## [Blocco di testo]
=-=-=

“Il cristiano che riflette sa che ad Auschwitz non è morto il popolo ebraico, ma il cristianesimo”: è un’affermazione provocatoria di Elie Wiesel. Ma quale cristianesimo sarebbe morto? E che cosa è il cristianesimo? Dove esso sta andando? Oggi, soprattutto di fronte alla crisi della cristianità e al fenomeno di società religiosamente pluraliste, l’autocoscienza cristiana è interpellata con domande radicali. Infatti per quasi due millenni l’identità cristiana è stata pensata e coltivata in contrapposizione a quella giudaica e in alternativa a qualsiasi altra religione del mondo. Ora ci si trova in difficoltà a definirla e a dirla in continuità con l’evangelo di Gesù.
In particolare, “caso serio” per il cristianesimo è prendere coscienza che Dio non ha sostituito il suo popolo con uno nuovo, la chiesa. Invece per secoli la cosiddetta “teologia della sostituzione” ha condizionato la costruzione del pensiero cristiano e tuttora pervade il nostro modo di leggere le Scritture e di interpretare la figura e il messaggio di Gesù. Condiziona il modo di concepire la chiesa e, di conseguenza, la stessa evangelizzazione e il nostro rapporto con il mondo contemporaneo. Siamo però di fronte a un falso postulato. Ciò che discende da false premesse resta compromesso, non può reggere. È allora questo il cristianesimo che muore ad Auschwitz. Ma, poiché di fatto continua a sopravvivere, si impone la necessità di superarlo.
È l’evangelo di Gesù che invece resta sempre vivo. Ma anche la sua interpretazione fin dagli inizi è stata inquinata dalla teologia della sostituzione. Pertanto oggi urge una rilettura critica della formazione della religione cristiana. Da dove partire? Il biblista e teologo evangelico Rendtorf, come altri studiosi, insiste sulla necessità di ripercorrere il cammino storico delle origini cristiane e dei processi che hanno determinato nei primi secoli l’antigiudaismo cristiano. Infatti i primi secoli del cristianesimo hanno forgiato la forma di religione che è giunta fino a noi. Essa è frutto dei processi di ellenizzazione e di costituzione di una christianitas. Non è però l’unica forma possibile. Non lo è stata ovunque e potrebbe non esserlo più oggi per noi. Non lo fu certamente alle origini.

=-=-=

[Record]
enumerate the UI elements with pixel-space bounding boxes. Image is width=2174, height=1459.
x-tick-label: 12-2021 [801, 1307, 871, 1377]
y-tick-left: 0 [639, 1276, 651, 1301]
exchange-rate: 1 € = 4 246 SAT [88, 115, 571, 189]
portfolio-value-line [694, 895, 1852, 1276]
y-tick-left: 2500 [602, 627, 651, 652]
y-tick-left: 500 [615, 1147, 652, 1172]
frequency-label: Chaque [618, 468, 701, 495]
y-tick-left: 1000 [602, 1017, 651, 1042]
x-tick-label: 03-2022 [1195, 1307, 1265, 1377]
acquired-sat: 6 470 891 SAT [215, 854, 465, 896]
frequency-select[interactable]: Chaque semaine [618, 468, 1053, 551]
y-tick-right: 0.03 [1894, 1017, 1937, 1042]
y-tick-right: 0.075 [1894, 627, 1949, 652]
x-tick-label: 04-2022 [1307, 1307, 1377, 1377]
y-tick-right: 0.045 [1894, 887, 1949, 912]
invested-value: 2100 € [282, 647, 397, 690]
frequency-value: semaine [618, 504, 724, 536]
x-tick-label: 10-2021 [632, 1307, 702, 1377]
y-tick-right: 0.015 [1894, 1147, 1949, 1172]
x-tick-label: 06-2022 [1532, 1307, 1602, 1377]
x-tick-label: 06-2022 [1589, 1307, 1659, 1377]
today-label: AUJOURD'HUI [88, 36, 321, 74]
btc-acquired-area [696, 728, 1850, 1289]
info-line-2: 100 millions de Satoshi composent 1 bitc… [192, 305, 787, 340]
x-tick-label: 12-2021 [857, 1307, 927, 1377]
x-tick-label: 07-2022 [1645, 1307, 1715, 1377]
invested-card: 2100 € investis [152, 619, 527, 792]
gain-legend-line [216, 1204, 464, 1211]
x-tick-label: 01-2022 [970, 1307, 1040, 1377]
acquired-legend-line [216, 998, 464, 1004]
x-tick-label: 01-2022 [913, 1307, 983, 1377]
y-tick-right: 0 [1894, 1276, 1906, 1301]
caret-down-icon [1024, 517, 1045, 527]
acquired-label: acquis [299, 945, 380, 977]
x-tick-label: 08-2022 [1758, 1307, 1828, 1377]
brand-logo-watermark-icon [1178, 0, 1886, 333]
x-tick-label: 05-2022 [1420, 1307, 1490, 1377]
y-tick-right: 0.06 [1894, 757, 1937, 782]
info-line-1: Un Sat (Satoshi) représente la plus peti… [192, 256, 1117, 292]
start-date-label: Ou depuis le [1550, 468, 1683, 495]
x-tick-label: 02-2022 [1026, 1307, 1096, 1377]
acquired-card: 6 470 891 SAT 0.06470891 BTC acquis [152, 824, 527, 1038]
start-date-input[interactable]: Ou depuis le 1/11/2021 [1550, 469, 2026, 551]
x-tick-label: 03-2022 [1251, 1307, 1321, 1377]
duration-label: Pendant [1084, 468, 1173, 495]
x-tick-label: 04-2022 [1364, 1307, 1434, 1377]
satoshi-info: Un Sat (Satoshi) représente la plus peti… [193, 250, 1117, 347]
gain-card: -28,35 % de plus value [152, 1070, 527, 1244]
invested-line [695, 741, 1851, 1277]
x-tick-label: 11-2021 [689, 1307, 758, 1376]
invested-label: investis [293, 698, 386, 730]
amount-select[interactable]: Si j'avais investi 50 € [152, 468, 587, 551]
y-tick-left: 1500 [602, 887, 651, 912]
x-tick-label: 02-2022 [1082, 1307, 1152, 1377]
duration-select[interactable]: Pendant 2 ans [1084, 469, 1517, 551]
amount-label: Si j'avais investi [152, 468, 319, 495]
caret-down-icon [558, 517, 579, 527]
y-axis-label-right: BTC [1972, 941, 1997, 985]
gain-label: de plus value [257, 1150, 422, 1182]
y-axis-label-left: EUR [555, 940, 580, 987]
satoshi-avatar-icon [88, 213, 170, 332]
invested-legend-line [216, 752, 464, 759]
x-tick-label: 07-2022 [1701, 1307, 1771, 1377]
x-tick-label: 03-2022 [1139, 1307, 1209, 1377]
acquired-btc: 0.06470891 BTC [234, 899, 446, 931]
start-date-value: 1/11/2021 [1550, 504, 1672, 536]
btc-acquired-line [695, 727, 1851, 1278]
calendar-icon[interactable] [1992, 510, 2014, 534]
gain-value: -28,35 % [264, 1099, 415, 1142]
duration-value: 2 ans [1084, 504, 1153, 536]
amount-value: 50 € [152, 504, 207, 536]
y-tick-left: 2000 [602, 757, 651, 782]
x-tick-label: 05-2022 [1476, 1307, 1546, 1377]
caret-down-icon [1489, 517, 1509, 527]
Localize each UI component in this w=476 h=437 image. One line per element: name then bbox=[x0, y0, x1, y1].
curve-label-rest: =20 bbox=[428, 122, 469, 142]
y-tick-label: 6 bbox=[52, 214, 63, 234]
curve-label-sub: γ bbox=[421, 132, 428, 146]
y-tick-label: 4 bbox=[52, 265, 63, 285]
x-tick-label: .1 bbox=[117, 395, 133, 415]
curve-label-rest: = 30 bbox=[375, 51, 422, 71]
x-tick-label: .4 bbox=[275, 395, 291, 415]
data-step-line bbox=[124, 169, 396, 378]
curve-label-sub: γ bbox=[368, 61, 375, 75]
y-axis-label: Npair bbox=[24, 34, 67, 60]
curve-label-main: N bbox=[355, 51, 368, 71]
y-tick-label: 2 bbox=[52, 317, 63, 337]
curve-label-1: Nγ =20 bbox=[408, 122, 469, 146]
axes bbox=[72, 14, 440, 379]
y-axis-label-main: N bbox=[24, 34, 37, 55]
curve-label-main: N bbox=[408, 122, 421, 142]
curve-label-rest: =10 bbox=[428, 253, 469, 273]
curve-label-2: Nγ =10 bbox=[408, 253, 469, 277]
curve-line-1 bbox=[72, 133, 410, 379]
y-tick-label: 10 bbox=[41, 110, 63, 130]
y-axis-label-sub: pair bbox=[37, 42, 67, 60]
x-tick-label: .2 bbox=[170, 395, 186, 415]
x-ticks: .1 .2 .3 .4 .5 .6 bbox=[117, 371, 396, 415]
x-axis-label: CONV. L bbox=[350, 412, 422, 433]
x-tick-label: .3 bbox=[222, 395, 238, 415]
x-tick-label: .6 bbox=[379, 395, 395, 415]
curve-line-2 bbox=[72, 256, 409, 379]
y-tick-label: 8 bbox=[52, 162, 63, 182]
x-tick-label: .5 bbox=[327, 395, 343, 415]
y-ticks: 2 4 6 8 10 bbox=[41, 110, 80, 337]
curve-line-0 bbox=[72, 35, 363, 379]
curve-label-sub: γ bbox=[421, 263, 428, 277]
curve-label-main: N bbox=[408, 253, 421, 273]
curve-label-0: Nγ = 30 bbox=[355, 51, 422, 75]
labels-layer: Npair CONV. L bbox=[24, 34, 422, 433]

=-=-=

## [Richieste]
#1 Riscrivi in forma di elenco puntato, mantenendo i fatti principali, il paragrafo del blocco di testo che inizia con "In particolare, “caso serio” per il cristianesimo".
#2 Inserisci in una tabella Markdown con le colonne Numero e Riga le sole righe dell'elenco che vanno dal suo inizio alla riga contenente "acquired-sat: 6 470", entrambe incluse. Tralascia le righe vuote.

## [Le risposte]
#1
- Per il cristianesimo è un “caso serio” prendere coscienza che Dio non ha sostituito il suo popolo con uno nuovo, la chiesa.
- Per secoli la “teologia della sostituzione” ha condizionato il pensiero cristiano. Ancora oggi pervade la lettura delle Scritture e l'interpretazione della figura e del messaggio di Gesù.
- Condiziona la concezione della chiesa e quindi l'evangelizzazione e il rapporto con il mondo contemporaneo.
- Si tratta di un falso postulato: ciò che discende da false premesse resta compromesso e non può reggere.
- È questo il cristianesimo che muore ad Auschwitz. Poiché di fatto sopravvive, bisogna superarlo.

#2
| Numero | Riga |
|---|---|
| 1 | enumerate the UI elements with pixel-space bounding boxes. Image is width=2174, height=1459. |
| 2 | x-tick-label: 12-2021 [801, 1307, 871, 1377] |
| 3 | y-tick-left: 0 [639, 1276, 651, 1301] |
| 4 | exchange-rate: 1 € = 4 246 SAT [88, 115, 571, 189] |
| 5 | portfolio-value-line [694, 895, 1852, 1276] |
| 6 | y-tick-left: 2500 [602, 627, 651, 652] |
| 7 | y-tick-left: 500 [615, 1147, 652, 1172] |
| 8 | frequency-label: Chaque [618, 468, 701, 495] |
| 9 | y-tick-left: 1000 [602, 1017, 651, 1042] |
| 10 | x-tick-label: 03-2022 [1195, 1307, 1265, 1377] |
| 11 | acquired-sat: 6 470 891 SAT [215, 854, 465, 896] |